| Prompt |
An exact copy of the records below is required, and it must contain no pictures.

| Data for the task |

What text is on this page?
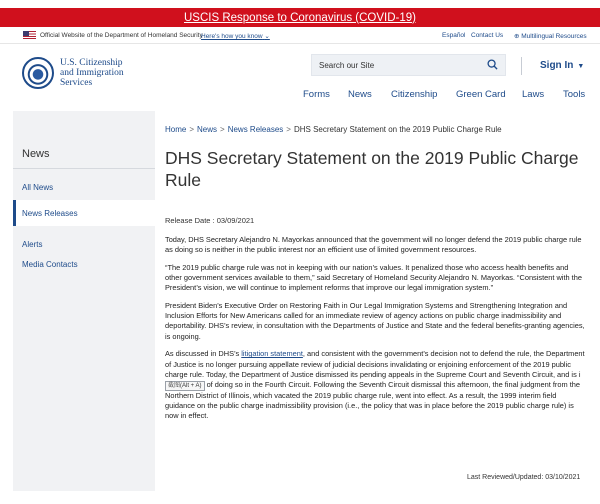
USCIS Response to Coronavirus (COVID-19)
Official Website of the Department of Homeland Security
Here's how you know ⌄	Español Contact Us ⊕ Multilingual Resources
U.S. Citizenship
and Immigration
Services
Search our Site
Sign In ▼
Forms News Citizenship Green Card Laws Tools
News
All News
News Releases
Alerts
Media Contacts
Home > News > News Releases > DHS Secretary Statement on the 2019 Public Charge Rule
DHS Secretary Statement on the 2019 Public Charge Rule
Release Date : 03/09/2021

Today, DHS Secretary Alejandro N. Mayorkas announced that the government will no longer defend the 2019 public charge rule as doing so is neither in the public interest nor an efficient use of limited government resources.

“The 2019 public charge rule was not in keeping with our nation’s values. It penalized those who access health benefits and other government services available to them,” said Secretary of Homeland Security Alejandro N. Mayorkas. “Consistent with the President’s vision, we will continue to implement reforms that improve our legal immigration system.”

President Biden’s Executive Order on Restoring Faith in Our Legal Immigration Systems and Strengthening Integration and Inclusion Efforts for New Americans called for an immediate review of agency actions on public charge inadmissibility and deportability. DHS’s review, in consultation with the Departments of Justice and State and the federal benefits-granting agencies, is ongoing.

As discussed in DHS’s litigation statement, and consistent with the government’s decision not to defend the rule, the Department of Justice is no longer pursuing appellate review of judicial decisions invalidating or enjoining enforcement of the 2019 public charge rule. Today, the Department of Justice dismissed its pending appeals in the Supreme Court and Seventh Circuit, and is i截图(Alt + A) of doing so in the Fourth Circuit. Following the Seventh Circuit dismissal this afternoon, the final judgment from the Northern District of Illinois, which vacated the 2019 public charge rule, went into effect. As a result, the 1999 interim field guidance on the public charge inadmissibility provision (i.e., the policy that was in place before the 2019 public charge rule) is now in effect.

Last Reviewed/Updated: 03/10/2021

| Output for this exercise |
What text is on this page?
USCIS Response to Coronavirus (COVID-19)
Official Website of the Department of Homeland Security
Here's how you know ⌄	Español Contact Us ⊕ Multilingual Resources
U.S. Citizenship
and Immigration
Services
Search our Site
Sign In ▼
Forms News Citizenship Green Card Laws Tools
News
All News
News Releases
Alerts
Media Contacts
Home > News > News Releases > DHS Secretary Statement on the 2019 Public Charge Rule
DHS Secretary Statement on the 2019 Public Charge Rule
Release Date : 03/09/2021

Today, DHS Secretary Alejandro N. Mayorkas announced that the government will no longer defend the 2019 public charge rule as doing so is neither in the public interest nor an efficient use of limited government resources.

“The 2019 public charge rule was not in keeping with our nation’s values. It penalized those who access health benefits and other government services available to them,” said Secretary of Homeland Security Alejandro N. Mayorkas. “Consistent with the President’s vision, we will continue to implement reforms that improve our legal immigration system.”

President Biden’s Executive Order on Restoring Faith in Our Legal Immigration Systems and Strengthening Integration and Inclusion Efforts for New Americans called for an immediate review of agency actions on public charge inadmissibility and deportability. DHS’s review, in consultation with the Departments of Justice and State and the federal benefits-granting agencies, is ongoing.

As discussed in DHS’s litigation statement, and consistent with the government’s decision not to defend the rule, the Department of Justice is no longer pursuing appellate review of judicial decisions invalidating or enjoining enforcement of the 2019 public charge rule. Today, the Department of Justice dismissed its pending appeals in the Supreme Court and Seventh Circuit, and is i截图(Alt + A) of doing so in the Fourth Circuit. Following the Seventh Circuit dismissal this afternoon, the final judgment from the Northern District of Illinois, which vacated the 2019 public charge rule, went into effect. As a result, the 1999 interim field guidance on the public charge inadmissibility provision (i.e., the policy that was in place before the 2019 public charge rule) is now in effect.

Last Reviewed/Updated: 03/10/2021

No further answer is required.